# PROVIDED DATA
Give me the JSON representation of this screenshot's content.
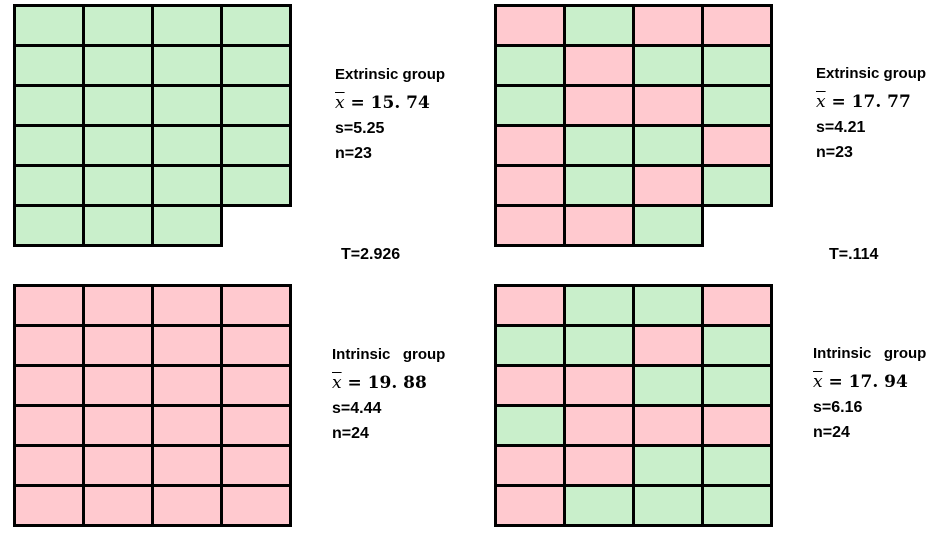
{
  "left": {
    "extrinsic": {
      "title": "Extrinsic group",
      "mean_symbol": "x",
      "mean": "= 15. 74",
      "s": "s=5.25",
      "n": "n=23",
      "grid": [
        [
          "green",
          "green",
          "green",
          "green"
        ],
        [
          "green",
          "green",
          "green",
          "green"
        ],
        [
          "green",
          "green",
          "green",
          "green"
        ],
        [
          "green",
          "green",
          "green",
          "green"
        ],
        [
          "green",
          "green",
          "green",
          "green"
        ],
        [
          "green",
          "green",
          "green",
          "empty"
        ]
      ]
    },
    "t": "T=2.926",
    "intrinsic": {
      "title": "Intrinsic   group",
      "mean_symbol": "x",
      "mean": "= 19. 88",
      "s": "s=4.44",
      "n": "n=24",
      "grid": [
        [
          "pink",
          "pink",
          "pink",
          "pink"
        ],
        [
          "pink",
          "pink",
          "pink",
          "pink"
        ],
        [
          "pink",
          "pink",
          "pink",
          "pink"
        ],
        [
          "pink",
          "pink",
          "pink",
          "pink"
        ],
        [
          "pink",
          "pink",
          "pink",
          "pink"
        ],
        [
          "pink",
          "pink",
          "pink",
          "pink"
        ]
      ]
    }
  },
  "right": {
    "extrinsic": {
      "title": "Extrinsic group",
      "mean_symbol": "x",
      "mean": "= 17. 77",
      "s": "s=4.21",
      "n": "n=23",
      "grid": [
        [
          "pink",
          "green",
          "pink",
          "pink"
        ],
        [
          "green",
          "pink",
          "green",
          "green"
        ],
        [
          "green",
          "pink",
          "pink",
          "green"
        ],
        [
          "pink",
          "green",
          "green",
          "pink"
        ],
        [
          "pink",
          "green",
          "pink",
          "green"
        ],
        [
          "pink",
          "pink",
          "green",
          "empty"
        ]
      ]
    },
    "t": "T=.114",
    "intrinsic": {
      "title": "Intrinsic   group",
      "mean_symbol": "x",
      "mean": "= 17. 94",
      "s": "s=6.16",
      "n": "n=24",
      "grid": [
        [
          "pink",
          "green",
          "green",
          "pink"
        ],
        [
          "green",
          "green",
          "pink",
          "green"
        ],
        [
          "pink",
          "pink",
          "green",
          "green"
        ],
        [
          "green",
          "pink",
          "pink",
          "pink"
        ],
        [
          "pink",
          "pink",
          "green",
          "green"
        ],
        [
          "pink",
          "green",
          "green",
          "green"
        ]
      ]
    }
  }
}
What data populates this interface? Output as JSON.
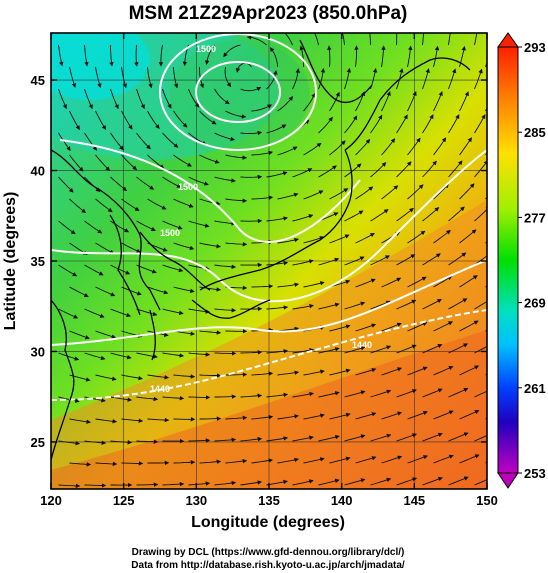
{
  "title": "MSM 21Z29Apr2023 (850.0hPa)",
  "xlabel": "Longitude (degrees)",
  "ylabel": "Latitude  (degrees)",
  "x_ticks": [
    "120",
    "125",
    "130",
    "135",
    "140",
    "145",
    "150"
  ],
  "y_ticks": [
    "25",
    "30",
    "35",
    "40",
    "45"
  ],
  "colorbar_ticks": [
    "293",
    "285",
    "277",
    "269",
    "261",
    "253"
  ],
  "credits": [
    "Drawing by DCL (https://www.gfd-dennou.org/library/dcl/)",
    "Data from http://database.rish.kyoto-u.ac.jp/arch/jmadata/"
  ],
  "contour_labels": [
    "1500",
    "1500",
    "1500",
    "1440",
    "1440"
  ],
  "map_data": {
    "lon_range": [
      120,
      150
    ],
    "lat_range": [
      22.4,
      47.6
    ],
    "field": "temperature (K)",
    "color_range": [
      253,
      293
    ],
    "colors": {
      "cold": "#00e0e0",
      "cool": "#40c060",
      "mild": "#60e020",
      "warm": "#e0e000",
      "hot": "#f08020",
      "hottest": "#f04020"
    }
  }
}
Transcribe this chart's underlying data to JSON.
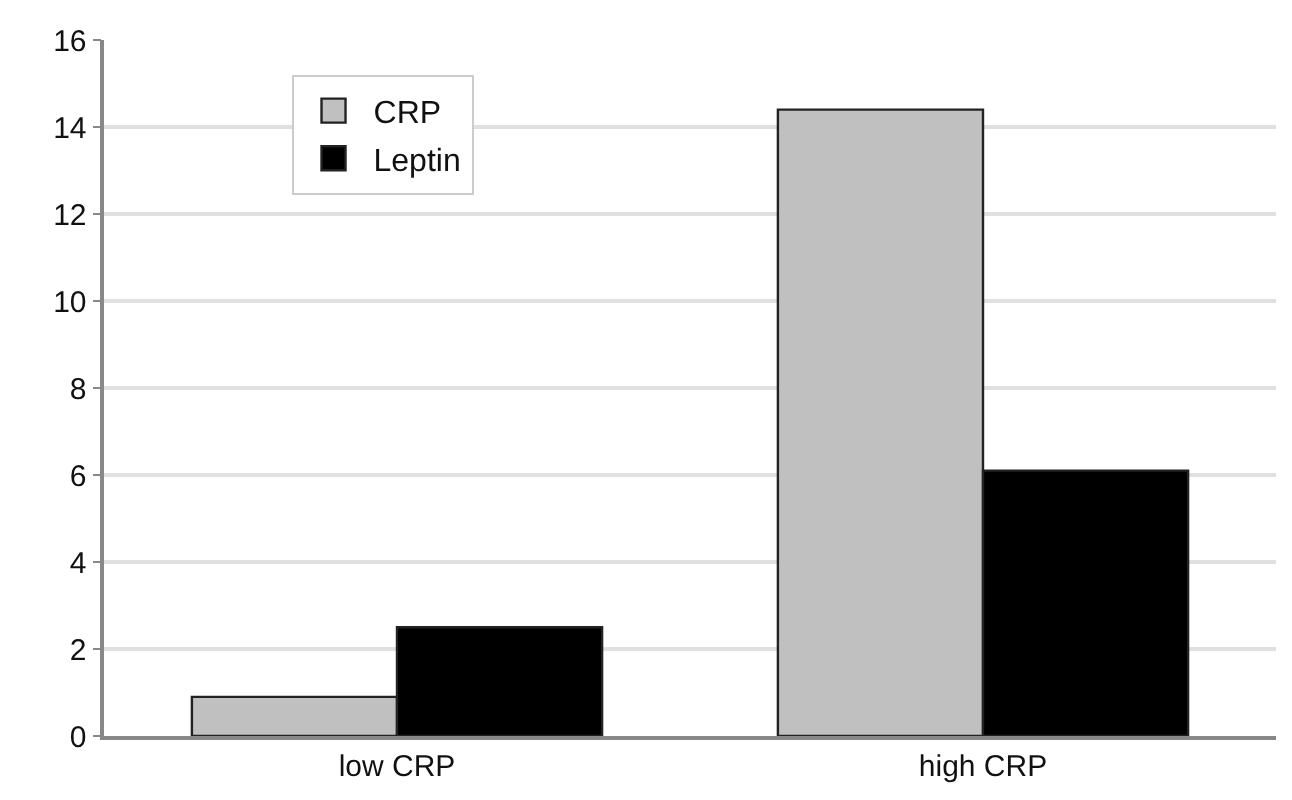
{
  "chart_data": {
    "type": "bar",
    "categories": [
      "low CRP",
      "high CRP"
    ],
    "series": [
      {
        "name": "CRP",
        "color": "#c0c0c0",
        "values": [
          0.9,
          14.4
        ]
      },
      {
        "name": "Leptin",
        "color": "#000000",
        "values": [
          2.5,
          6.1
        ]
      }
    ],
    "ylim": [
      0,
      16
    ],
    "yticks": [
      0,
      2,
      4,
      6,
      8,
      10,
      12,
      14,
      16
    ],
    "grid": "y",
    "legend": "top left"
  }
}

# REQUIRED WORK
Set down all the entries exactly as they appear, but skip any pictures.

# EXERCISE RESPONSE
Give me the JSON representation of this screenshot's content.
{
  "left": {
    "extrinsic": {
      "title": "Extrinsic group",
      "mean_symbol": "x",
      "mean": "= 15. 74",
      "s": "s=5.25",
      "n": "n=23",
      "grid": [
        [
          "green",
          "green",
          "green",
          "green"
        ],
        [
          "green",
          "green",
          "green",
          "green"
        ],
        [
          "green",
          "green",
          "green",
          "green"
        ],
        [
          "green",
          "green",
          "green",
          "green"
        ],
        [
          "green",
          "green",
          "green",
          "green"
        ],
        [
          "green",
          "green",
          "green",
          "empty"
        ]
      ]
    },
    "t": "T=2.926",
    "intrinsic": {
      "title": "Intrinsic   group",
      "mean_symbol": "x",
      "mean": "= 19. 88",
      "s": "s=4.44",
      "n": "n=24",
      "grid": [
        [
          "pink",
          "pink",
          "pink",
          "pink"
        ],
        [
          "pink",
          "pink",
          "pink",
          "pink"
        ],
        [
          "pink",
          "pink",
          "pink",
          "pink"
        ],
        [
          "pink",
          "pink",
          "pink",
          "pink"
        ],
        [
          "pink",
          "pink",
          "pink",
          "pink"
        ],
        [
          "pink",
          "pink",
          "pink",
          "pink"
        ]
      ]
    }
  },
  "right": {
    "extrinsic": {
      "title": "Extrinsic group",
      "mean_symbol": "x",
      "mean": "= 17. 77",
      "s": "s=4.21",
      "n": "n=23",
      "grid": [
        [
          "pink",
          "green",
          "pink",
          "pink"
        ],
        [
          "green",
          "pink",
          "green",
          "green"
        ],
        [
          "green",
          "pink",
          "pink",
          "green"
        ],
        [
          "pink",
          "green",
          "green",
          "pink"
        ],
        [
          "pink",
          "green",
          "pink",
          "green"
        ],
        [
          "pink",
          "pink",
          "green",
          "empty"
        ]
      ]
    },
    "t": "T=.114",
    "intrinsic": {
      "title": "Intrinsic   group",
      "mean_symbol": "x",
      "mean": "= 17. 94",
      "s": "s=6.16",
      "n": "n=24",
      "grid": [
        [
          "pink",
          "green",
          "green",
          "pink"
        ],
        [
          "green",
          "green",
          "pink",
          "green"
        ],
        [
          "pink",
          "pink",
          "green",
          "green"
        ],
        [
          "green",
          "pink",
          "pink",
          "pink"
        ],
        [
          "pink",
          "pink",
          "green",
          "green"
        ],
        [
          "pink",
          "green",
          "green",
          "green"
        ]
      ]
    }
  }
}
What data populates this interface? Output as JSON.
{
  "title": "MSM 21Z29Apr2023 (850.0hPa)",
  "xlabel": "Longitude (degrees)",
  "ylabel": "Latitude  (degrees)",
  "x_ticks": [
    "120",
    "125",
    "130",
    "135",
    "140",
    "145",
    "150"
  ],
  "y_ticks": [
    "25",
    "30",
    "35",
    "40",
    "45"
  ],
  "colorbar_ticks": [
    "293",
    "285",
    "277",
    "269",
    "261",
    "253"
  ],
  "credits": [
    "Drawing by DCL (https://www.gfd-dennou.org/library/dcl/)",
    "Data from http://database.rish.kyoto-u.ac.jp/arch/jmadata/"
  ],
  "contour_labels": [
    "1500",
    "1500",
    "1500",
    "1440",
    "1440"
  ],
  "map_data": {
    "lon_range": [
      120,
      150
    ],
    "lat_range": [
      22.4,
      47.6
    ],
    "field": "temperature (K)",
    "color_range": [
      253,
      293
    ],
    "colors": {
      "cold": "#00e0e0",
      "cool": "#40c060",
      "mild": "#60e020",
      "warm": "#e0e000",
      "hot": "#f08020",
      "hottest": "#f04020"
    }
  }
}
Transcribe this chart's underlying data to JSON.
{
  "chart_data": {
    "type": "bar",
    "categories": [
      "low CRP",
      "high CRP"
    ],
    "series": [
      {
        "name": "CRP",
        "color": "#c0c0c0",
        "values": [
          0.9,
          14.4
        ]
      },
      {
        "name": "Leptin",
        "color": "#000000",
        "values": [
          2.5,
          6.1
        ]
      }
    ],
    "ylim": [
      0,
      16
    ],
    "yticks": [
      0,
      2,
      4,
      6,
      8,
      10,
      12,
      14,
      16
    ],
    "grid": "y",
    "legend": "top left"
  }
}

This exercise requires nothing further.